[BEGIN Input]

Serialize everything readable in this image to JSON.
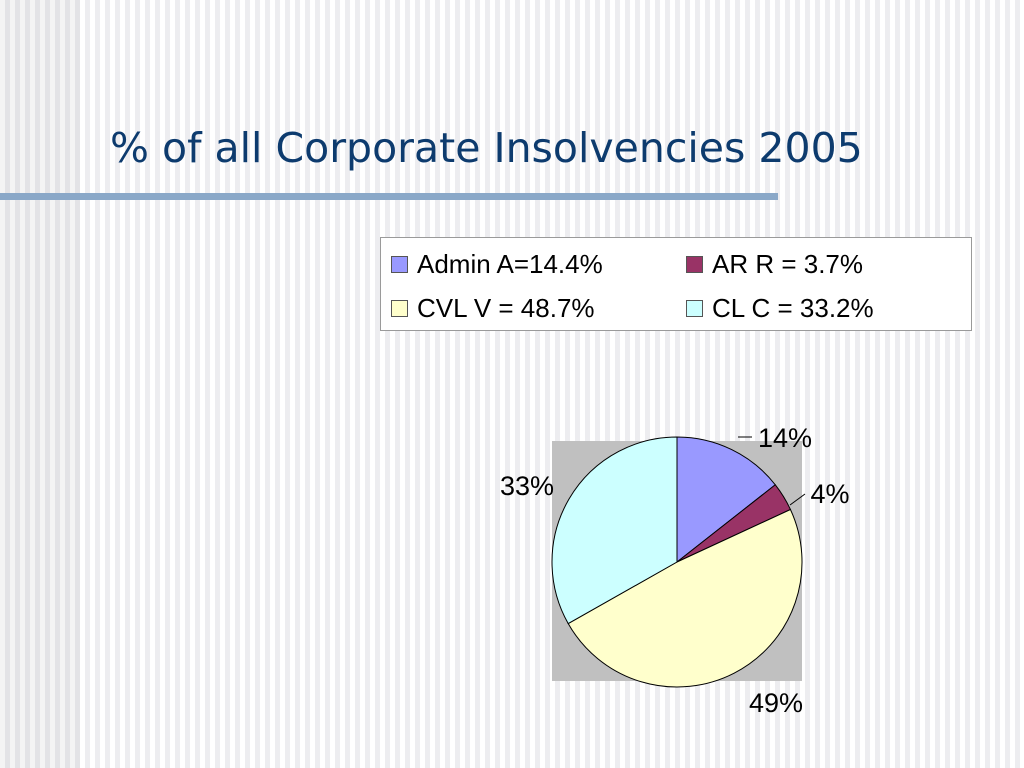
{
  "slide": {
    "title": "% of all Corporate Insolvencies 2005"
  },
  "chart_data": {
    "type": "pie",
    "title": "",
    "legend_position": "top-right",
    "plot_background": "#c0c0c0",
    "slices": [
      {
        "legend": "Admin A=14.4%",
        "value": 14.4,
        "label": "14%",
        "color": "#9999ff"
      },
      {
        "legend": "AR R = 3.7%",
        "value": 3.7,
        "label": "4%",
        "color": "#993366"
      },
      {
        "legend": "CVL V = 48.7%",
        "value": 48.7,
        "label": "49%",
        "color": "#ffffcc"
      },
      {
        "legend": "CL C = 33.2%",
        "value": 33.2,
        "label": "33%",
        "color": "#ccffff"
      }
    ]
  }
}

[END Input]
[BEGIN Input]

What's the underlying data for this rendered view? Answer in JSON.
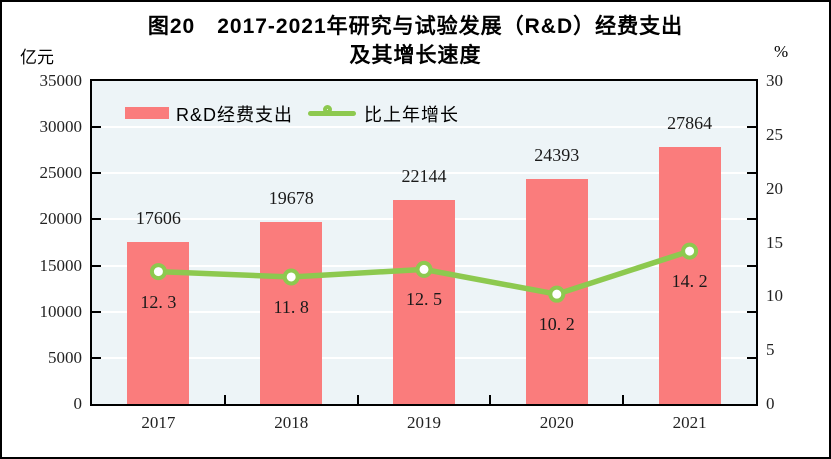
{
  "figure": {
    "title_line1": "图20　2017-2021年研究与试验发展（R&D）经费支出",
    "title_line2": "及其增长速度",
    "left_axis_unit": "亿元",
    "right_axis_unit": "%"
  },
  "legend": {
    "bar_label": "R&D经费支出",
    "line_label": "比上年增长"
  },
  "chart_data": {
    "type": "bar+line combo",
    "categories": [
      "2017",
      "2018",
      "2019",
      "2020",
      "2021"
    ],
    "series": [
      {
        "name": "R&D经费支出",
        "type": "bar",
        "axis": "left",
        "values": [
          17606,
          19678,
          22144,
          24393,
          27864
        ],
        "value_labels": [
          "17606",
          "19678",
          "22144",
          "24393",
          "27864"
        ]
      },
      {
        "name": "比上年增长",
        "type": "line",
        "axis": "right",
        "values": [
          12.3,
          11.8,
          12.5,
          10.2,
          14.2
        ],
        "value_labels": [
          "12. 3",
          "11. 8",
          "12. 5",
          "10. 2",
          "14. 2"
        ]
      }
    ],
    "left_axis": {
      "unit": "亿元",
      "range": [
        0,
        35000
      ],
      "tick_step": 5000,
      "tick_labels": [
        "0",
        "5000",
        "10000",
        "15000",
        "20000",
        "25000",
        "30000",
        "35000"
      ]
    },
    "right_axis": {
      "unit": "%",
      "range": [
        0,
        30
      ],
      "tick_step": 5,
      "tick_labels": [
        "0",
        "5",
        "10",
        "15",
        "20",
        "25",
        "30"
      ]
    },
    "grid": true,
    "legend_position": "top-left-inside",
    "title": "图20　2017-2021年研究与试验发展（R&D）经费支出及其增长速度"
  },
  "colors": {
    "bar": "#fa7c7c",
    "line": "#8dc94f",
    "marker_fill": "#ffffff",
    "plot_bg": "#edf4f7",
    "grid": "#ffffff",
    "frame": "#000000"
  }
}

[END Input]

Choose all lines containing the string "type" and copy them out.

    "type": "pie",
    "type": "bar+line combo",
        "type": "bar",
        "type": "line",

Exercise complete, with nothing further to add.